_Page text_

-- -- --

Re: Paging, filtering, and sorting from Robert Sanderson on 2015-04-16 (public-annotation@w3.org from April 2015)

From: Robert Sanderson <azaroth42@gmail.com>
Date: Thu, 16 Apr 2015 09:51:16 -0700
To: Frederick Hirsch <w3c@fjhirsch.com>
Cc: "Denenberg, Ray" <rden@loc.gov>, Web Annotation <public-annotation@w3.org>
Message-ID: <CABevsUHynboQs+=+YrkLqFMPwFNRZ4xvQxAC59ZBVNc2HUoaAA@mail.gmail.com>
The most recent version of my python implementation is:

https://github.com/cheshire3/cheshire3/blob/develop/cheshire3/cqlParser.py

And should be usable in a stand alone way, outside of the Cheshire3 system.

Rob




On Thu, Apr 16, 2015 at 9:48 AM, Frederick Hirsch <w3c@fjhirsch.com> wrote:

> thanks, was looking for Python and  see the name azaroth next to it :)

-- -- --

_Stored items from a collection_
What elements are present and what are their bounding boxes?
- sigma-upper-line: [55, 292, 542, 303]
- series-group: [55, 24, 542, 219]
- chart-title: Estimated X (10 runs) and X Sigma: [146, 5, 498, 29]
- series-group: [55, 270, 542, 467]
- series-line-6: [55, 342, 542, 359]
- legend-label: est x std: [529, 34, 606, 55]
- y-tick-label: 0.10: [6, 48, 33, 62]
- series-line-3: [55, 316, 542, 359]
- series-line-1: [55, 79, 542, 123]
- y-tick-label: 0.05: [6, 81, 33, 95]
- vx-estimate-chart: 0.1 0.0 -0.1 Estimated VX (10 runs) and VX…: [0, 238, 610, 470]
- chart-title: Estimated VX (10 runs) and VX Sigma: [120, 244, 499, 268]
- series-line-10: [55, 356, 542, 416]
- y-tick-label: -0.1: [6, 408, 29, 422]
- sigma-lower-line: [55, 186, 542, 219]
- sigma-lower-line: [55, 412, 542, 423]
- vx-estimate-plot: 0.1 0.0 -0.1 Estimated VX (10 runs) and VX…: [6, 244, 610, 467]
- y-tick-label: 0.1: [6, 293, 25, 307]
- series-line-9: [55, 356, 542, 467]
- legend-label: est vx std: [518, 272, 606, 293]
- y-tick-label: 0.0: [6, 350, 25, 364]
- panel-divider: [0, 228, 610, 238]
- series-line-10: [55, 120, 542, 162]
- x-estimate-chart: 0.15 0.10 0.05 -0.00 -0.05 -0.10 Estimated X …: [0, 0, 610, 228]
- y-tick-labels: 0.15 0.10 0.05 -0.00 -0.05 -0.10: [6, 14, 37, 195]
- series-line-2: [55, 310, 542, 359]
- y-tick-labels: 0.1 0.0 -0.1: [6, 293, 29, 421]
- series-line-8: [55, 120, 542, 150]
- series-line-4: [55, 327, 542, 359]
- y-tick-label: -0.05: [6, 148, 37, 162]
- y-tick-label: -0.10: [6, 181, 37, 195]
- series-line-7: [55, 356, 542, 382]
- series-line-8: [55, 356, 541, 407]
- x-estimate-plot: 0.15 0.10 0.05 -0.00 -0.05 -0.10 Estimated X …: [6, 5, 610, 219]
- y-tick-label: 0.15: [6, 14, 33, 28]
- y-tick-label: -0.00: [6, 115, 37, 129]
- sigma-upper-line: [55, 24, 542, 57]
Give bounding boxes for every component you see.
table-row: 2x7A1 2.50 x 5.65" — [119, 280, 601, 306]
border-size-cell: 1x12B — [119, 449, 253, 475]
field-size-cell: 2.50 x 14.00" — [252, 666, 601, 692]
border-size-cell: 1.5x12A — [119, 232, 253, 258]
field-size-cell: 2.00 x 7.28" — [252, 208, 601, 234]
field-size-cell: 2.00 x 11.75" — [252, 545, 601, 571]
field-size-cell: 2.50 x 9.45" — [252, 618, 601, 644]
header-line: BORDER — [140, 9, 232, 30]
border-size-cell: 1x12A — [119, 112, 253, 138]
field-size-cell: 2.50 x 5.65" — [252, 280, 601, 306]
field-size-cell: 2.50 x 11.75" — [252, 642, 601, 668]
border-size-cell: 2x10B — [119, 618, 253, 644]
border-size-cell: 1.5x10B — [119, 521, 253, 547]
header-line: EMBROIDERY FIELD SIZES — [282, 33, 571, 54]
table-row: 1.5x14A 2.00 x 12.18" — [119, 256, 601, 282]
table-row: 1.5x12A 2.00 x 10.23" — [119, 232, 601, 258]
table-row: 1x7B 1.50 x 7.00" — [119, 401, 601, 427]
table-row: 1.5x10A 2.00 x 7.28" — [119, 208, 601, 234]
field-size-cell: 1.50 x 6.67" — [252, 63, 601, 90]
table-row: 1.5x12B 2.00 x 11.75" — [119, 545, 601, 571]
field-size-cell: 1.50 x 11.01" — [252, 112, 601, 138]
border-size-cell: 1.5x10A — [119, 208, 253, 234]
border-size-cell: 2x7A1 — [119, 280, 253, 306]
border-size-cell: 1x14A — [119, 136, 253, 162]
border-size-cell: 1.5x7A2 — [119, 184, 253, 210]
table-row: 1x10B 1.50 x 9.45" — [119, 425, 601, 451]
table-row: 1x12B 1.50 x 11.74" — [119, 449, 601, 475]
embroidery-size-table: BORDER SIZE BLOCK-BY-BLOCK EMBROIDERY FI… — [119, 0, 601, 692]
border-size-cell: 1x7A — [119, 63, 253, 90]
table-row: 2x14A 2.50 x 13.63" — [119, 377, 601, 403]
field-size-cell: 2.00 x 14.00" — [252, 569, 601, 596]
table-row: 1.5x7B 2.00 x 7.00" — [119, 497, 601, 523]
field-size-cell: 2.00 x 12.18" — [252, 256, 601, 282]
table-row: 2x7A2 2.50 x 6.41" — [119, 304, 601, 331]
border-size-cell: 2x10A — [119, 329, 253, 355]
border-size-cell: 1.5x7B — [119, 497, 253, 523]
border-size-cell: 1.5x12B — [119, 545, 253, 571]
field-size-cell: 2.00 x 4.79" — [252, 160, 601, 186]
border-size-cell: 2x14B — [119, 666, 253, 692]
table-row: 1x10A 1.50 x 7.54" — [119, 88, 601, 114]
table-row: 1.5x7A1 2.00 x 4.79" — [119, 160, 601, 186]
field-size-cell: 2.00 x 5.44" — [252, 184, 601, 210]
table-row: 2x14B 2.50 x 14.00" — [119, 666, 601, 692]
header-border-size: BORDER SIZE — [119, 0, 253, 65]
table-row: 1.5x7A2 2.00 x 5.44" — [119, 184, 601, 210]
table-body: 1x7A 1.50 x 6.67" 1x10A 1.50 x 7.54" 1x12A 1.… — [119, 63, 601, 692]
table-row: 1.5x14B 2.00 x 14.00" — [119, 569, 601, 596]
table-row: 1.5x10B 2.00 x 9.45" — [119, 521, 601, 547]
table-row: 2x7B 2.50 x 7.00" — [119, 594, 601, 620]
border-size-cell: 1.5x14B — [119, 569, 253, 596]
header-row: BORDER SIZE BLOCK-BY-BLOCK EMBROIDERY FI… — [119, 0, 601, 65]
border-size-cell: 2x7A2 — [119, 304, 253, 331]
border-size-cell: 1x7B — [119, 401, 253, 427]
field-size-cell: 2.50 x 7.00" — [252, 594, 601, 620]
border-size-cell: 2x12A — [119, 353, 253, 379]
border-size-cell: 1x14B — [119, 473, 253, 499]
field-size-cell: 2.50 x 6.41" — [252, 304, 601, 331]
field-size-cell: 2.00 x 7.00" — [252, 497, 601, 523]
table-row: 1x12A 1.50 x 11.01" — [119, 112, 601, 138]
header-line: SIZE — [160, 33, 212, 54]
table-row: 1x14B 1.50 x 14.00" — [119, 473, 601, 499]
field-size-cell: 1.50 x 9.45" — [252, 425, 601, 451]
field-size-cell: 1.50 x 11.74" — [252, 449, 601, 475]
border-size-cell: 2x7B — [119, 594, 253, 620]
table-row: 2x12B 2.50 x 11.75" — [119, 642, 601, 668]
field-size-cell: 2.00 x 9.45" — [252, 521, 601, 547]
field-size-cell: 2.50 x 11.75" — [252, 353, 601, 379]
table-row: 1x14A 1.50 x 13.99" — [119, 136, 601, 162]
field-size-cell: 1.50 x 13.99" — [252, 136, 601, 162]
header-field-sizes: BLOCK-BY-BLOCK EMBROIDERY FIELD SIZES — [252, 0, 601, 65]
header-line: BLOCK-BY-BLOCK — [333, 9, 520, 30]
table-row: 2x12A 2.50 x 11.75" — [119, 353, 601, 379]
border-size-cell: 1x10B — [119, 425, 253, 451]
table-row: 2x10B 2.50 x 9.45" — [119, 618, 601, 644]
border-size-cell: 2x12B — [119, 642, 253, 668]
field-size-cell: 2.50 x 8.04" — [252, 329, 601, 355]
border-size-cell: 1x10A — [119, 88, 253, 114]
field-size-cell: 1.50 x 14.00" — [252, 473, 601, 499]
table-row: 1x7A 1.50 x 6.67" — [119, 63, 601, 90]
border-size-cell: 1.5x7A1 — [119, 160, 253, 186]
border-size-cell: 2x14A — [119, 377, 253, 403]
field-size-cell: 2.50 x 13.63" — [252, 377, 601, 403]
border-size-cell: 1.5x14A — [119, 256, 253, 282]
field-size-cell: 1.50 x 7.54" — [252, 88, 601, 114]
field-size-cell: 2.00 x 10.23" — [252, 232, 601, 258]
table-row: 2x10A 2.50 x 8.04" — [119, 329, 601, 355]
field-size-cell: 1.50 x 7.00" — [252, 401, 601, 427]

-- -- --

_Given instruction 1_
Answer from the mailing list message:
(a) To whom is the message addressed in its To line?
(b) In what programming language is the implementation written?
(c) Outside of which system should the implementation be usable?
_Given instruction 2_
Duplicate the part of the mailing list message that opens with the words containing "Re: Paging, filtering, and" and closes with "the Cheshire3 system.".

_Correct result 1_
(a) Frederick Hirsch
(b) Python
(c) Cheshire3

_Correct result 2_
Re: Paging, filtering, and sorting from Robert Sanderson on 2015-04-16 (public-annotation@w3.org from April 2015)

From: Robert Sanderson <azaroth42@gmail.com>
Date: Thu, 16 Apr 2015 09:51:16 -0700
To: Frederick Hirsch <w3c@fjhirsch.com>
Cc: "Denenberg, Ray" <rden@loc.gov>, Web Annotation <public-annotation@w3.org>
Message-ID: <CABevsUHynboQs+=+YrkLqFMPwFNRZ4xvQxAC59ZBVNc2HUoaAA@mail.gmail.com>
The most recent version of my python implementation is:

https://github.com/cheshire3/cheshire3/blob/develop/cheshire3/cqlParser.py

And should be usable in a stand alone way, outside of the Cheshire3 system.